- Problem requirements:
The records that follow must be reproduced in full, exactly as written.

####

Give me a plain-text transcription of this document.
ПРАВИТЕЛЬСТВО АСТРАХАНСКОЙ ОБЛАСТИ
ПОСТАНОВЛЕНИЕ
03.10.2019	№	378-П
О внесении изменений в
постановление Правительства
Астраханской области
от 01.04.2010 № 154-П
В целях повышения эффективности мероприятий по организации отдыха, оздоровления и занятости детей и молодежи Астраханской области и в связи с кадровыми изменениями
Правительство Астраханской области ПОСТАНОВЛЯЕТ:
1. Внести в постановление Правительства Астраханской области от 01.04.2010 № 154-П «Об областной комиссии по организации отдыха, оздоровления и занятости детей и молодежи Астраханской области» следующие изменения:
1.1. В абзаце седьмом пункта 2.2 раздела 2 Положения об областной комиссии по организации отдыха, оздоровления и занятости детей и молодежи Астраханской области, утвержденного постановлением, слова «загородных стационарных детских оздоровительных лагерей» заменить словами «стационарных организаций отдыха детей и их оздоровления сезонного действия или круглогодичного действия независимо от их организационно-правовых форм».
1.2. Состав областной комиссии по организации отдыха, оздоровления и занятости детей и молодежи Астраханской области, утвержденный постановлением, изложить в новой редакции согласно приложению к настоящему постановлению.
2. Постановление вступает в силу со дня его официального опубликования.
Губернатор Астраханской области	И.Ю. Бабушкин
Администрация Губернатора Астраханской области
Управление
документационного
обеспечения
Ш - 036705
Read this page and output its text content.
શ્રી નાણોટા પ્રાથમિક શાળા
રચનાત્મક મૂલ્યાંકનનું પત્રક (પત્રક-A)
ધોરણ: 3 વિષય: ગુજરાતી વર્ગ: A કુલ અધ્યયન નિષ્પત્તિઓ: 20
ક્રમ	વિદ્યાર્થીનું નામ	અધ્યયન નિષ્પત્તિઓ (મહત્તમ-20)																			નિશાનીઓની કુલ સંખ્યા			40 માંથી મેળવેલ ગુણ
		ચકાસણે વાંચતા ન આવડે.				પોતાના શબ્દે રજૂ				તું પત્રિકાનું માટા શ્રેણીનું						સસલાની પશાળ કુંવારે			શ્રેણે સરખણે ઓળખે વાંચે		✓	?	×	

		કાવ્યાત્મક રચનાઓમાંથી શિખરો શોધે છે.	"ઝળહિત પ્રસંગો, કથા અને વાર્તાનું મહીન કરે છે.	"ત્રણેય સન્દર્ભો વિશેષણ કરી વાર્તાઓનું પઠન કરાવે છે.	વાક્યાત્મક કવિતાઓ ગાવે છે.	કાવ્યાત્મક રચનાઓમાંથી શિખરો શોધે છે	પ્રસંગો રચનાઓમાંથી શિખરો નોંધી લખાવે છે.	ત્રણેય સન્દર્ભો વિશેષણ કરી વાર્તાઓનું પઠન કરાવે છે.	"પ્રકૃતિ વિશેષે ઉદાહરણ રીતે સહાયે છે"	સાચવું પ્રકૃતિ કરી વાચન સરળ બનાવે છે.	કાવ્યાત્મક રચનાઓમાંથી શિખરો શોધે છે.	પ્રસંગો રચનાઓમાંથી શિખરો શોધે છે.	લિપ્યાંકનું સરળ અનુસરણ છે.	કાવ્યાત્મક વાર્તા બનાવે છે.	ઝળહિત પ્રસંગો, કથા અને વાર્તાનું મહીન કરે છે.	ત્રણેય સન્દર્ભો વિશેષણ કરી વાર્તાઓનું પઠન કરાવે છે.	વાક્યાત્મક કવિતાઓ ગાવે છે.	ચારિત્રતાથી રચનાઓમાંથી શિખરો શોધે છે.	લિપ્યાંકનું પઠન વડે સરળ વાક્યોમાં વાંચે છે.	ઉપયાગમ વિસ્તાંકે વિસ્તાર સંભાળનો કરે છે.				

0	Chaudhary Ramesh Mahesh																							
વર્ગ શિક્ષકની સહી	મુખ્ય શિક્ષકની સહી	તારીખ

####

- The solution:
Give me a plain-text transcription of this document.
ПРАВИТЕЛЬСТВО АСТРАХАНСКОЙ ОБЛАСТИ
ПОСТАНОВЛЕНИЕ
03.10.2019	№	378-П
О внесении изменений в
постановление Правительства
Астраханской области
от 01.04.2010 № 154-П
В целях повышения эффективности мероприятий по организации отдыха, оздоровления и занятости детей и молодежи Астраханской области и в связи с кадровыми изменениями
Правительство Астраханской области ПОСТАНОВЛЯЕТ:
1. Внести в постановление Правительства Астраханской области от 01.04.2010 № 154-П «Об областной комиссии по организации отдыха, оздоровления и занятости детей и молодежи Астраханской области» следующие изменения:
1.1. В абзаце седьмом пункта 2.2 раздела 2 Положения об областной комиссии по организации отдыха, оздоровления и занятости детей и молодежи Астраханской области, утвержденного постановлением, слова «загородных стационарных детских оздоровительных лагерей» заменить словами «стационарных организаций отдыха детей и их оздоровления сезонного действия или круглогодичного действия независимо от их организационно-правовых форм».
1.2. Состав областной комиссии по организации отдыха, оздоровления и занятости детей и молодежи Астраханской области, утвержденный постановлением, изложить в новой редакции согласно приложению к настоящему постановлению.
2. Постановление вступает в силу со дня его официального опубликования.
Губернатор Астраханской области	И.Ю. Бабушкин
Администрация Губернатора Астраханской области
Управление
документационного
обеспечения
Ш - 036705
Read this page and output its text content.
શ્રી નાણોટા પ્રાથમિક શાળા
રચનાત્મક મૂલ્યાંકનનું પત્રક (પત્રક-A)
ધોરણ: 3 વિષય: ગુજરાતી વર્ગ: A કુલ અધ્યયન નિષ્પત્તિઓ: 20
ક્રમ	વિદ્યાર્થીનું નામ	અધ્યયન નિષ્પત્તિઓ (મહત્તમ-20)																			નિશાનીઓની કુલ સંખ્યા			40 માંથી મેળવેલ ગુણ
		ચકાસણે વાંચતા ન આવડે.				પોતાના શબ્દે રજૂ				તું પત્રિકાનું માટા શ્રેણીનું						સસલાની પશાળ કુંવારે			શ્રેણે સરખણે ઓળખે વાંચે		✓	?	×	

		કાવ્યાત્મક રચનાઓમાંથી શિખરો શોધે છે.	"ઝળહિત પ્રસંગો, કથા અને વાર્તાનું મહીન કરે છે.	"ત્રણેય સન્દર્ભો વિશેષણ કરી વાર્તાઓનું પઠન કરાવે છે.	વાક્યાત્મક કવિતાઓ ગાવે છે.	કાવ્યાત્મક રચનાઓમાંથી શિખરો શોધે છે	પ્રસંગો રચનાઓમાંથી શિખરો નોંધી લખાવે છે.	ત્રણેય સન્દર્ભો વિશેષણ કરી વાર્તાઓનું પઠન કરાવે છે.	"પ્રકૃતિ વિશેષે ઉદાહરણ રીતે સહાયે છે"	સાચવું પ્રકૃતિ કરી વાચન સરળ બનાવે છે.	કાવ્યાત્મક રચનાઓમાંથી શિખરો શોધે છે.	પ્રસંગો રચનાઓમાંથી શિખરો શોધે છે.	લિપ્યાંકનું સરળ અનુસરણ છે.	કાવ્યાત્મક વાર્તા બનાવે છે.	ઝળહિત પ્રસંગો, કથા અને વાર્તાનું મહીન કરે છે.	ત્રણેય સન્દર્ભો વિશેષણ કરી વાર્તાઓનું પઠન કરાવે છે.	વાક્યાત્મક કવિતાઓ ગાવે છે.	ચારિત્રતાથી રચનાઓમાંથી શિખરો શોધે છે.	લિપ્યાંકનું પઠન વડે સરળ વાક્યોમાં વાંચે છે.	ઉપયાગમ વિસ્તાંકે વિસ્તાર સંભાળનો કરે છે.				

0	Chaudhary Ramesh Mahesh																							
વર્ગ શિક્ષકની સહી	મુખ્ય શિક્ષકની સહી	તારીખ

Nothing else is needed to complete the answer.